### Exercise materials ###

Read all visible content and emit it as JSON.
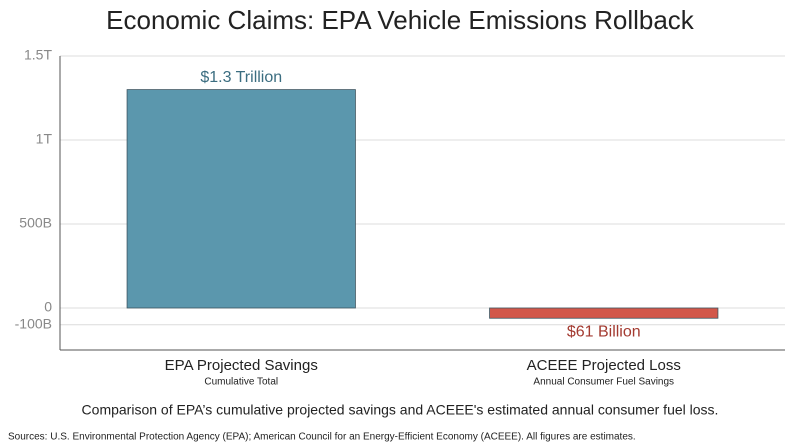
{
  "chart_data": {
    "type": "bar",
    "title": "Economic Claims: EPA Vehicle Emissions Rollback",
    "categories": [
      "EPA Projected Savings",
      "ACEEE Projected Loss"
    ],
    "subcategories": [
      "Cumulative Total",
      "Annual Consumer Fuel Savings"
    ],
    "values": [
      1300000000000,
      -61000000000
    ],
    "value_labels": [
      "$1.3 Trillion",
      "$61 Billion"
    ],
    "colors": [
      "#5b97ad",
      "#d2574a"
    ],
    "label_colors": [
      "#3b6d80",
      "#a33a30"
    ],
    "ylim": [
      -250000000000,
      1500000000000
    ],
    "yticks": [
      {
        "value": -100000000000,
        "label": "-100B"
      },
      0,
      {
        "value": 500000000000,
        "label": "500B"
      },
      {
        "value": 1000000000000,
        "label": "1T"
      },
      {
        "value": 1500000000000,
        "label": "1.5T"
      }
    ],
    "grid": true,
    "caption": "Comparison of EPA’s cumulative projected savings and ACEEE's estimated annual consumer fuel loss.",
    "source": "Sources: U.S. Environmental Protection Agency (EPA); American Council for an Energy-Efficient Economy (ACEEE). All figures are estimates."
  }
}
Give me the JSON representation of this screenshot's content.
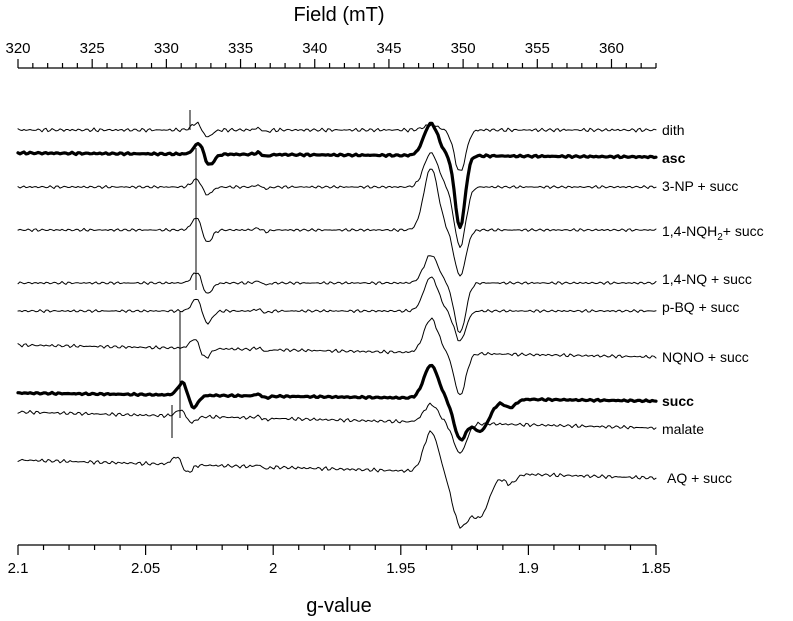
{
  "chart_data": {
    "type": "line",
    "title": "",
    "top_axis": {
      "label": "Field (mT)",
      "range": [
        320,
        363
      ],
      "major_ticks": [
        320,
        325,
        330,
        335,
        340,
        345,
        350,
        355,
        360
      ],
      "tick_labels": [
        "320",
        "325",
        "330",
        "335",
        "340",
        "345",
        "350",
        "355",
        "360"
      ]
    },
    "bottom_axis": {
      "label": "g-value",
      "major_ticks": [
        2.1,
        2.05,
        2.0,
        1.95,
        1.9,
        1.85
      ],
      "tick_labels": [
        "2.1",
        "2.05",
        "2",
        "1.95",
        "1.9",
        "1.85"
      ]
    },
    "y_axis": {
      "label": "",
      "units": "arbitrary"
    },
    "series": [
      {
        "name": "dith",
        "bold": false
      },
      {
        "name": "asc",
        "bold": true
      },
      {
        "name": "3-NP + succ",
        "bold": false
      },
      {
        "name": "1,4-NQH2+ succ",
        "bold": false,
        "display": {
          "main": "1,4-NQH",
          "sub": "2",
          "rest": "+ succ"
        }
      },
      {
        "name": "1,4-NQ + succ",
        "bold": false
      },
      {
        "name": "p-BQ + succ",
        "bold": false
      },
      {
        "name": "NQNO + succ",
        "bold": false
      },
      {
        "name": "succ",
        "bold": true
      },
      {
        "name": "malate",
        "bold": false
      },
      {
        "name": "AQ + succ",
        "bold": false
      }
    ],
    "grid": false,
    "legend": "labels at right end of each trace"
  }
}
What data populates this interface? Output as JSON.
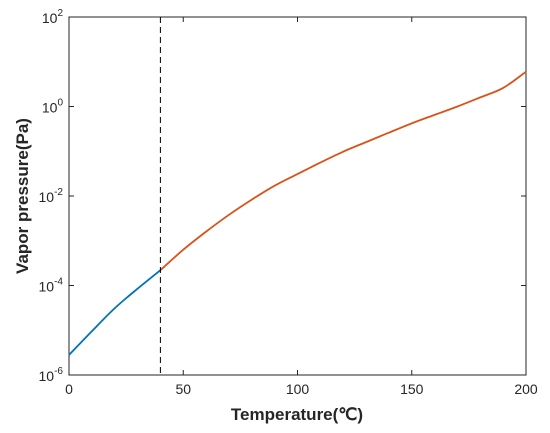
{
  "chart_data": {
    "type": "line",
    "title": "",
    "xlabel": "Temperature(℃)",
    "ylabel": "Vapor pressure(Pa)",
    "xlim": [
      0,
      200
    ],
    "ylim": [
      1e-06,
      100
    ],
    "yscale": "log",
    "grid": false,
    "x_ticks": [
      0,
      50,
      100,
      150,
      200
    ],
    "x_tick_labels": [
      "0",
      "50",
      "100",
      "150",
      "200"
    ],
    "y_ticks": [
      1e-06,
      0.0001,
      0.01,
      1,
      100
    ],
    "y_tick_labels": [
      {
        "base": "10",
        "exp": "-6"
      },
      {
        "base": "10",
        "exp": "-4"
      },
      {
        "base": "10",
        "exp": "-2"
      },
      {
        "base": "10",
        "exp": "0"
      },
      {
        "base": "10",
        "exp": "2"
      }
    ],
    "vline": {
      "x": 40,
      "style": "dashed",
      "color": "#000000"
    },
    "series": [
      {
        "color": "#0072BD",
        "points": [
          [
            0,
            2.8e-06
          ],
          [
            10,
            9.5e-06
          ],
          [
            20,
            3.1e-05
          ],
          [
            30,
            8.5e-05
          ],
          [
            40,
            0.00022
          ]
        ]
      },
      {
        "color": "#D95319",
        "points": [
          [
            40,
            0.00022
          ],
          [
            50,
            0.00063
          ],
          [
            60,
            0.0016
          ],
          [
            70,
            0.0038
          ],
          [
            80,
            0.0083
          ],
          [
            90,
            0.017
          ],
          [
            100,
            0.031
          ],
          [
            110,
            0.056
          ],
          [
            120,
            0.098
          ],
          [
            130,
            0.16
          ],
          [
            140,
            0.26
          ],
          [
            150,
            0.42
          ],
          [
            160,
            0.65
          ],
          [
            170,
            1.0
          ],
          [
            180,
            1.6
          ],
          [
            190,
            2.6
          ],
          [
            200,
            6.0
          ]
        ]
      }
    ]
  }
}
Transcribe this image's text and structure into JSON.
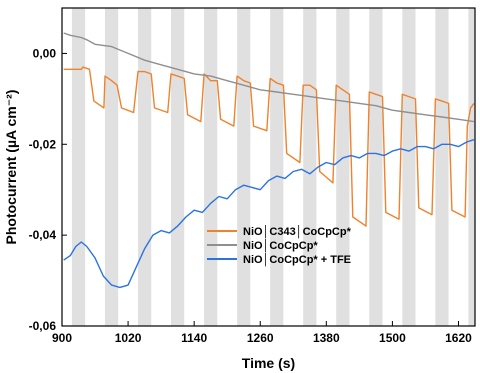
{
  "chart_data": {
    "type": "line",
    "xlabel": "Time (s)",
    "ylabel": "Photocurrent (µA cm⁻²)",
    "xlim": [
      900,
      1650
    ],
    "ylim": [
      -0.06,
      0.01
    ],
    "xticks": [
      900,
      1020,
      1140,
      1260,
      1380,
      1500,
      1620
    ],
    "yticks": [
      -0.06,
      -0.04,
      -0.02,
      0.0
    ],
    "ytick_labels": [
      "-0,06",
      "-0,04",
      "-0,02",
      "0,00"
    ],
    "light_on_bands": [
      [
        918,
        942
      ],
      [
        978,
        1002
      ],
      [
        1038,
        1062
      ],
      [
        1098,
        1122
      ],
      [
        1158,
        1182
      ],
      [
        1218,
        1242
      ],
      [
        1278,
        1302
      ],
      [
        1338,
        1362
      ],
      [
        1398,
        1422
      ],
      [
        1458,
        1482
      ],
      [
        1518,
        1542
      ],
      [
        1578,
        1602
      ],
      [
        1638,
        1650
      ]
    ],
    "legend_position": "center",
    "series": [
      {
        "name": "NiO│C343│CoCpCp*",
        "color": "#F0822C",
        "points": [
          [
            903,
            -0.0035
          ],
          [
            935,
            -0.0035
          ],
          [
            938,
            -0.003
          ],
          [
            950,
            -0.0035
          ],
          [
            958,
            -0.0105
          ],
          [
            976,
            -0.012
          ],
          [
            978,
            -0.005
          ],
          [
            990,
            -0.006
          ],
          [
            1000,
            -0.007
          ],
          [
            1008,
            -0.012
          ],
          [
            1030,
            -0.013
          ],
          [
            1038,
            -0.004
          ],
          [
            1050,
            -0.004
          ],
          [
            1062,
            -0.0045
          ],
          [
            1068,
            -0.012
          ],
          [
            1092,
            -0.013
          ],
          [
            1098,
            -0.0045
          ],
          [
            1110,
            -0.005
          ],
          [
            1122,
            -0.0055
          ],
          [
            1128,
            -0.0135
          ],
          [
            1152,
            -0.015
          ],
          [
            1158,
            -0.0045
          ],
          [
            1170,
            -0.006
          ],
          [
            1182,
            -0.006
          ],
          [
            1188,
            -0.0145
          ],
          [
            1212,
            -0.016
          ],
          [
            1218,
            -0.005
          ],
          [
            1230,
            -0.006
          ],
          [
            1242,
            -0.0065
          ],
          [
            1248,
            -0.016
          ],
          [
            1272,
            -0.017
          ],
          [
            1278,
            -0.0055
          ],
          [
            1290,
            -0.0065
          ],
          [
            1302,
            -0.007
          ],
          [
            1308,
            -0.022
          ],
          [
            1332,
            -0.024
          ],
          [
            1338,
            -0.007
          ],
          [
            1350,
            -0.007
          ],
          [
            1362,
            -0.008
          ],
          [
            1368,
            -0.026
          ],
          [
            1392,
            -0.0285
          ],
          [
            1398,
            -0.007
          ],
          [
            1410,
            -0.008
          ],
          [
            1422,
            -0.009
          ],
          [
            1428,
            -0.036
          ],
          [
            1452,
            -0.038
          ],
          [
            1458,
            -0.0085
          ],
          [
            1470,
            -0.009
          ],
          [
            1482,
            -0.0095
          ],
          [
            1488,
            -0.035
          ],
          [
            1512,
            -0.0365
          ],
          [
            1518,
            -0.009
          ],
          [
            1530,
            -0.0095
          ],
          [
            1542,
            -0.01
          ],
          [
            1548,
            -0.034
          ],
          [
            1572,
            -0.0355
          ],
          [
            1578,
            -0.01
          ],
          [
            1590,
            -0.0105
          ],
          [
            1602,
            -0.011
          ],
          [
            1608,
            -0.0345
          ],
          [
            1632,
            -0.036
          ],
          [
            1636,
            -0.016
          ],
          [
            1642,
            -0.012
          ],
          [
            1648,
            -0.011
          ]
        ]
      },
      {
        "name": "NiO│CoCpCp*",
        "color": "#8F8F8F",
        "points": [
          [
            903,
            0.0045
          ],
          [
            915,
            0.004
          ],
          [
            935,
            0.0035
          ],
          [
            945,
            0.003
          ],
          [
            960,
            0.002
          ],
          [
            990,
            0.0015
          ],
          [
            1020,
            0.0
          ],
          [
            1050,
            -0.0015
          ],
          [
            1080,
            -0.0025
          ],
          [
            1110,
            -0.0035
          ],
          [
            1140,
            -0.0045
          ],
          [
            1170,
            -0.005
          ],
          [
            1200,
            -0.006
          ],
          [
            1230,
            -0.007
          ],
          [
            1260,
            -0.008
          ],
          [
            1290,
            -0.0085
          ],
          [
            1320,
            -0.009
          ],
          [
            1350,
            -0.0095
          ],
          [
            1380,
            -0.01
          ],
          [
            1410,
            -0.0105
          ],
          [
            1440,
            -0.011
          ],
          [
            1470,
            -0.0115
          ],
          [
            1500,
            -0.0125
          ],
          [
            1530,
            -0.013
          ],
          [
            1560,
            -0.0135
          ],
          [
            1590,
            -0.014
          ],
          [
            1620,
            -0.0145
          ],
          [
            1648,
            -0.015
          ]
        ]
      },
      {
        "name": "NiO│CoCpCp* + TFE",
        "color": "#2B74E0",
        "points": [
          [
            903,
            -0.0455
          ],
          [
            915,
            -0.0445
          ],
          [
            925,
            -0.0425
          ],
          [
            935,
            -0.0415
          ],
          [
            945,
            -0.0425
          ],
          [
            960,
            -0.045
          ],
          [
            975,
            -0.049
          ],
          [
            990,
            -0.051
          ],
          [
            1005,
            -0.0515
          ],
          [
            1020,
            -0.051
          ],
          [
            1035,
            -0.047
          ],
          [
            1050,
            -0.043
          ],
          [
            1065,
            -0.04
          ],
          [
            1080,
            -0.039
          ],
          [
            1095,
            -0.0395
          ],
          [
            1110,
            -0.038
          ],
          [
            1125,
            -0.036
          ],
          [
            1140,
            -0.0345
          ],
          [
            1155,
            -0.035
          ],
          [
            1170,
            -0.033
          ],
          [
            1185,
            -0.0315
          ],
          [
            1200,
            -0.032
          ],
          [
            1215,
            -0.03
          ],
          [
            1230,
            -0.029
          ],
          [
            1245,
            -0.0295
          ],
          [
            1260,
            -0.03
          ],
          [
            1275,
            -0.028
          ],
          [
            1290,
            -0.027
          ],
          [
            1305,
            -0.0275
          ],
          [
            1320,
            -0.026
          ],
          [
            1335,
            -0.0255
          ],
          [
            1350,
            -0.0265
          ],
          [
            1365,
            -0.025
          ],
          [
            1380,
            -0.024
          ],
          [
            1395,
            -0.0245
          ],
          [
            1410,
            -0.023
          ],
          [
            1425,
            -0.0225
          ],
          [
            1440,
            -0.023
          ],
          [
            1455,
            -0.022
          ],
          [
            1470,
            -0.022
          ],
          [
            1485,
            -0.0225
          ],
          [
            1500,
            -0.0215
          ],
          [
            1515,
            -0.021
          ],
          [
            1530,
            -0.0215
          ],
          [
            1545,
            -0.0205
          ],
          [
            1560,
            -0.0205
          ],
          [
            1575,
            -0.021
          ],
          [
            1590,
            -0.02
          ],
          [
            1605,
            -0.02
          ],
          [
            1620,
            -0.0205
          ],
          [
            1635,
            -0.0195
          ],
          [
            1648,
            -0.019
          ]
        ]
      }
    ]
  }
}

###

Task to complete:
Exactly how many lines of the listing above contain the string "content"? Give no more than the number.

Result of this task:
2